• [Written task] Omit the pictures and return every entry exactly as written.

• [Supplied information]
-*-*-
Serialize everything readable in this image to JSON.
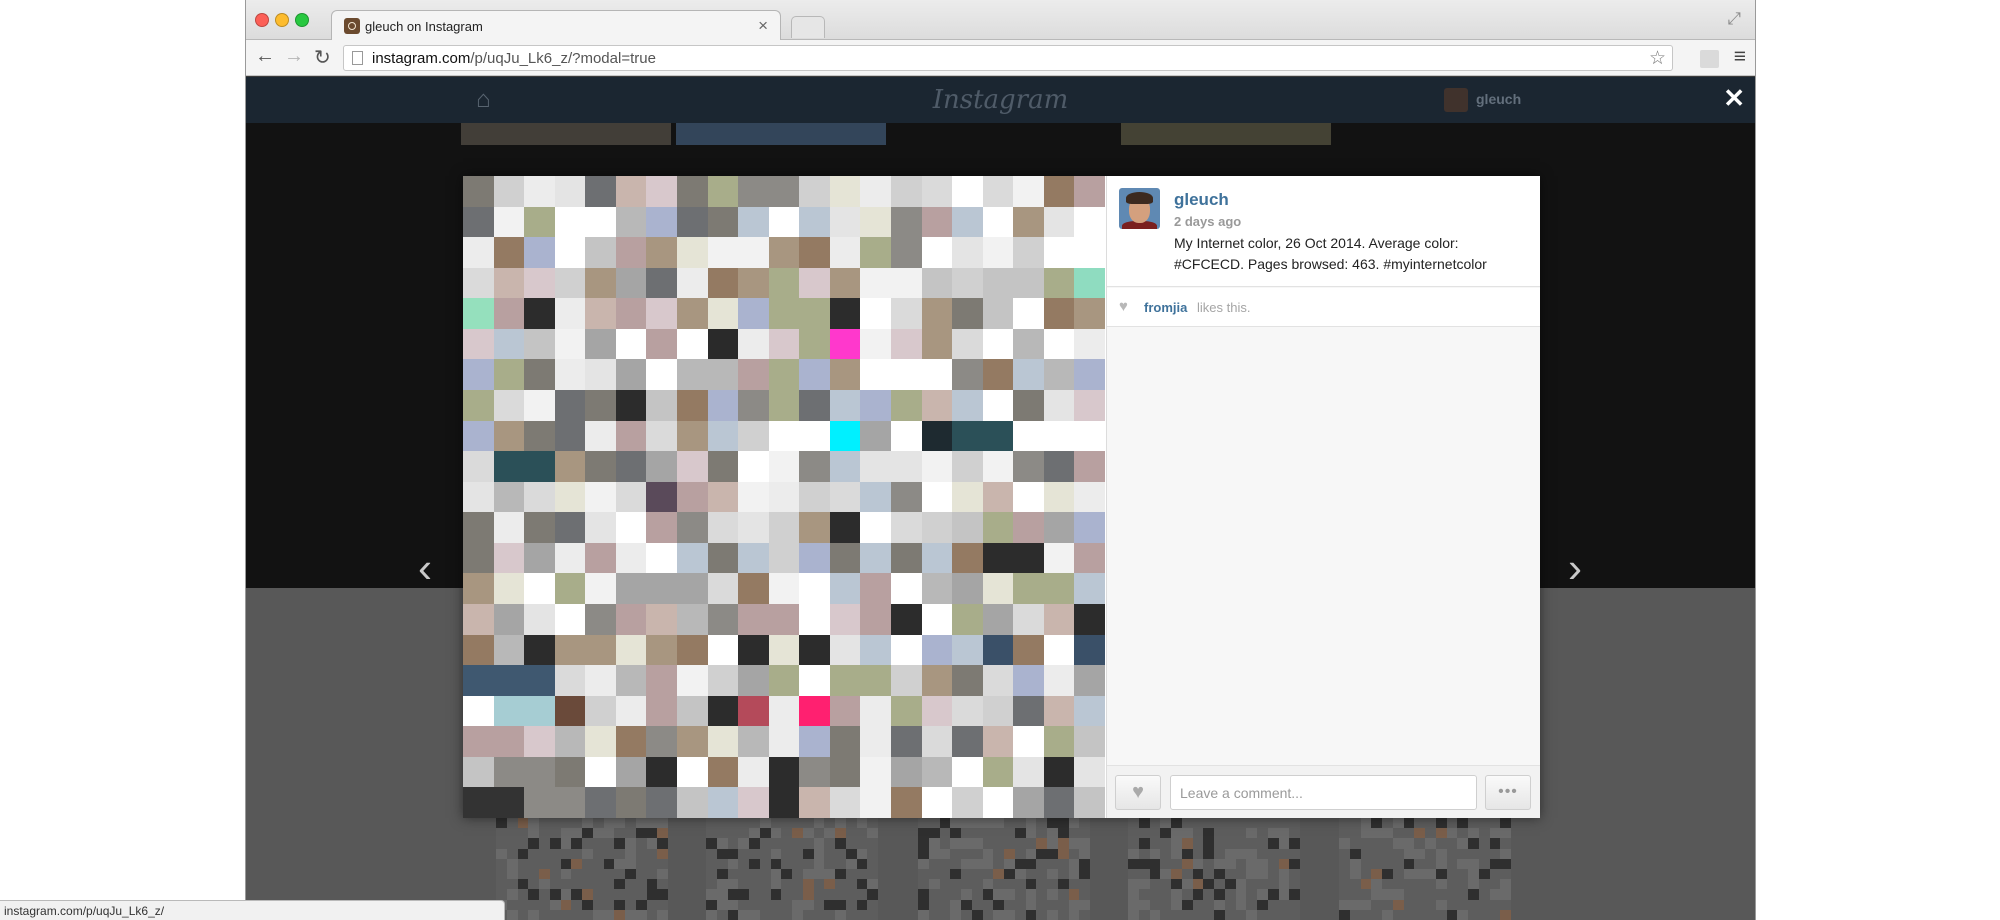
{
  "browser": {
    "tab_title": "gleuch on Instagram",
    "url_domain": "instagram.com",
    "url_path": "/p/uqJu_Lk6_z/?modal=true",
    "status_url": "instagram.com/p/uqJu_Lk6_z/"
  },
  "header": {
    "logo": "Instagram",
    "username": "gleuch"
  },
  "post": {
    "username": "gleuch",
    "time": "2 days ago",
    "caption": "My Internet color, 26 Oct 2014. Average color: #CFCECD. Pages browsed: 463. #myinternetcolor",
    "liker": "fromjia",
    "likes_suffix": "likes this.",
    "comment_placeholder": "Leave a comment...",
    "average_color": "#CFCECD"
  },
  "colors": {
    "accent": "#3f729b",
    "nav_bar": "#1b2631"
  },
  "icons": [
    "home-icon",
    "close-icon",
    "heart-icon",
    "more-icon",
    "star-icon",
    "menu-icon",
    "back-arrow-icon",
    "forward-arrow-icon",
    "reload-icon",
    "prev-arrow-icon",
    "next-arrow-icon"
  ]
}
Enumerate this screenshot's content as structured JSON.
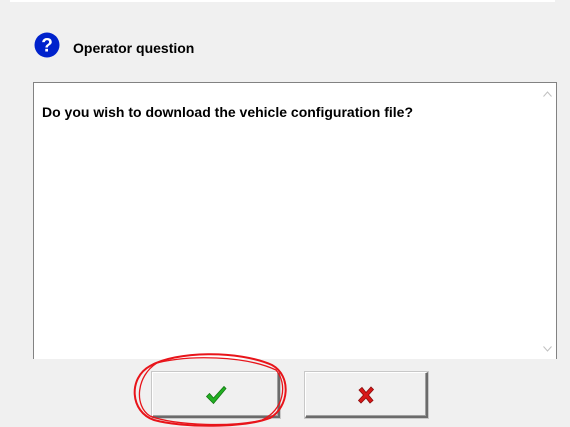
{
  "dialog": {
    "title": "Operator question",
    "message": "Do you wish to download the vehicle configuration file?",
    "icon": "question-icon"
  },
  "buttons": {
    "ok": {
      "icon": "checkmark-icon",
      "color": "#21b021"
    },
    "cancel": {
      "icon": "red-x-icon",
      "color": "#d81818"
    }
  },
  "annotation": {
    "shape": "hand-drawn-ellipse",
    "color": "#e8141a",
    "target": "ok-button"
  },
  "colors": {
    "question_icon": "#0022cc",
    "background": "#f0f0f0"
  }
}
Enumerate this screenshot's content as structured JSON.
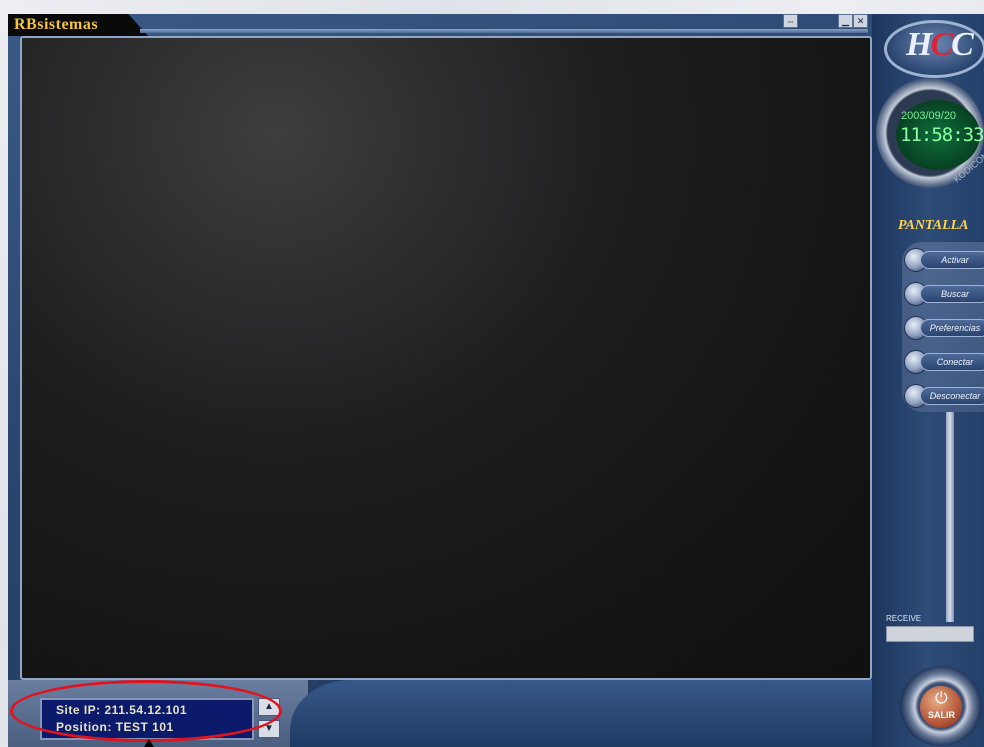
{
  "window": {
    "title": "RBsistemas",
    "controls": {
      "resize_icon": "resize-icon",
      "minimize_icon": "minimize-icon",
      "close_icon": "close-icon"
    }
  },
  "logo": {
    "text_left": "H",
    "text_mid": "C",
    "text_right": "C"
  },
  "clock": {
    "date": "2003/09/20",
    "time": "11:58:33",
    "sublabel": "KODICOM"
  },
  "sidebar": {
    "heading": "PANTALLA",
    "buttons": [
      {
        "label": "Activar"
      },
      {
        "label": "Buscar"
      },
      {
        "label": "Preferencias"
      },
      {
        "label": "Conectar"
      },
      {
        "label": "Desconectar"
      }
    ]
  },
  "receive": {
    "label": "RECEIVE"
  },
  "exit": {
    "label": "SALIR",
    "icon": "power-icon"
  },
  "info": {
    "site_ip": "Site IP: 211.54.12.101",
    "position": "Position: TEST 101"
  },
  "colors": {
    "frame": "#2a4670",
    "title": "#f3c23a",
    "highlight": "#e0141e",
    "clock_text": "#8bff9f"
  }
}
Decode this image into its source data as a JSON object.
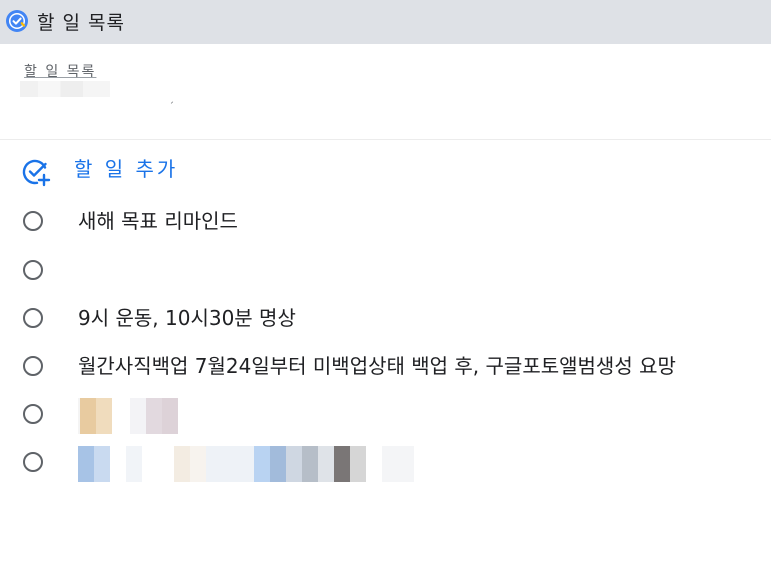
{
  "window": {
    "title": "할 일 목록"
  },
  "list": {
    "name": "할 일 목록",
    "tick": "ˏ"
  },
  "add_task": {
    "label": "할 일 추가"
  },
  "tasks": [
    {
      "title": " 새해 목표 리마인드",
      "completed": false
    },
    {
      "title": "",
      "completed": false
    },
    {
      "title": "9시 운동, 10시30분 명상",
      "completed": false
    },
    {
      "title": "월간사직백업 7월24일부터 미백업상태 백업 후, 구글포토앨범생성 요망",
      "completed": false
    },
    {
      "title": "",
      "completed": false,
      "redacted": true
    },
    {
      "title": "",
      "completed": false,
      "redacted": true
    }
  ],
  "colors": {
    "accent": "#1a73e8",
    "titlebar_bg": "#dee1e6",
    "text": "#202124",
    "secondary_text": "#5f6368"
  }
}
-*-*-
• [Response]
Serialize everything readable in this image to JSON.
{
  "browser": {
    "tab_title": "gleuch on Instagram",
    "url_domain": "instagram.com",
    "url_path": "/p/uqJu_Lk6_z/?modal=true",
    "status_url": "instagram.com/p/uqJu_Lk6_z/"
  },
  "header": {
    "logo": "Instagram",
    "username": "gleuch"
  },
  "post": {
    "username": "gleuch",
    "time": "2 days ago",
    "caption": "My Internet color, 26 Oct 2014. Average color: #CFCECD. Pages browsed: 463. #myinternetcolor",
    "liker": "fromjia",
    "likes_suffix": "likes this.",
    "comment_placeholder": "Leave a comment...",
    "average_color": "#CFCECD"
  },
  "colors": {
    "accent": "#3f729b",
    "nav_bar": "#1b2631"
  },
  "icons": [
    "home-icon",
    "close-icon",
    "heart-icon",
    "more-icon",
    "star-icon",
    "menu-icon",
    "back-arrow-icon",
    "forward-arrow-icon",
    "reload-icon",
    "prev-arrow-icon",
    "next-arrow-icon"
  ]
}
Enumerate this screenshot's content as structured JSON.
{
  "dialog": {
    "title": "Operator question",
    "message": "Do you wish to download the vehicle configuration file?",
    "icon": "question-icon"
  },
  "buttons": {
    "ok": {
      "icon": "checkmark-icon",
      "color": "#21b021"
    },
    "cancel": {
      "icon": "red-x-icon",
      "color": "#d81818"
    }
  },
  "annotation": {
    "shape": "hand-drawn-ellipse",
    "color": "#e8141a",
    "target": "ok-button"
  },
  "colors": {
    "question_icon": "#0022cc",
    "background": "#f0f0f0"
  }
}
Enumerate this screenshot's content as structured JSON.
{
  "window": {
    "title": "RBsistemas",
    "controls": {
      "resize_icon": "resize-icon",
      "minimize_icon": "minimize-icon",
      "close_icon": "close-icon"
    }
  },
  "logo": {
    "text_left": "H",
    "text_mid": "C",
    "text_right": "C"
  },
  "clock": {
    "date": "2003/09/20",
    "time": "11:58:33",
    "sublabel": "KODICOM"
  },
  "sidebar": {
    "heading": "PANTALLA",
    "buttons": [
      {
        "label": "Activar"
      },
      {
        "label": "Buscar"
      },
      {
        "label": "Preferencias"
      },
      {
        "label": "Conectar"
      },
      {
        "label": "Desconectar"
      }
    ]
  },
  "receive": {
    "label": "RECEIVE"
  },
  "exit": {
    "label": "SALIR",
    "icon": "power-icon"
  },
  "info": {
    "site_ip": "Site IP: 211.54.12.101",
    "position": "Position: TEST 101"
  },
  "colors": {
    "frame": "#2a4670",
    "title": "#f3c23a",
    "highlight": "#e0141e",
    "clock_text": "#8bff9f"
  }
}
Decode this image into its source data as a JSON object.
{
  "window": {
    "title": "할 일 목록"
  },
  "list": {
    "name": "할 일 목록",
    "tick": "ˏ"
  },
  "add_task": {
    "label": "할 일 추가"
  },
  "tasks": [
    {
      "title": " 새해 목표 리마인드",
      "completed": false
    },
    {
      "title": "",
      "completed": false
    },
    {
      "title": "9시 운동, 10시30분 명상",
      "completed": false
    },
    {
      "title": "월간사직백업 7월24일부터 미백업상태 백업 후, 구글포토앨범생성 요망",
      "completed": false
    },
    {
      "title": "",
      "completed": false,
      "redacted": true
    },
    {
      "title": "",
      "completed": false,
      "redacted": true
    }
  ],
  "colors": {
    "accent": "#1a73e8",
    "titlebar_bg": "#dee1e6",
    "text": "#202124",
    "secondary_text": "#5f6368"
  }
}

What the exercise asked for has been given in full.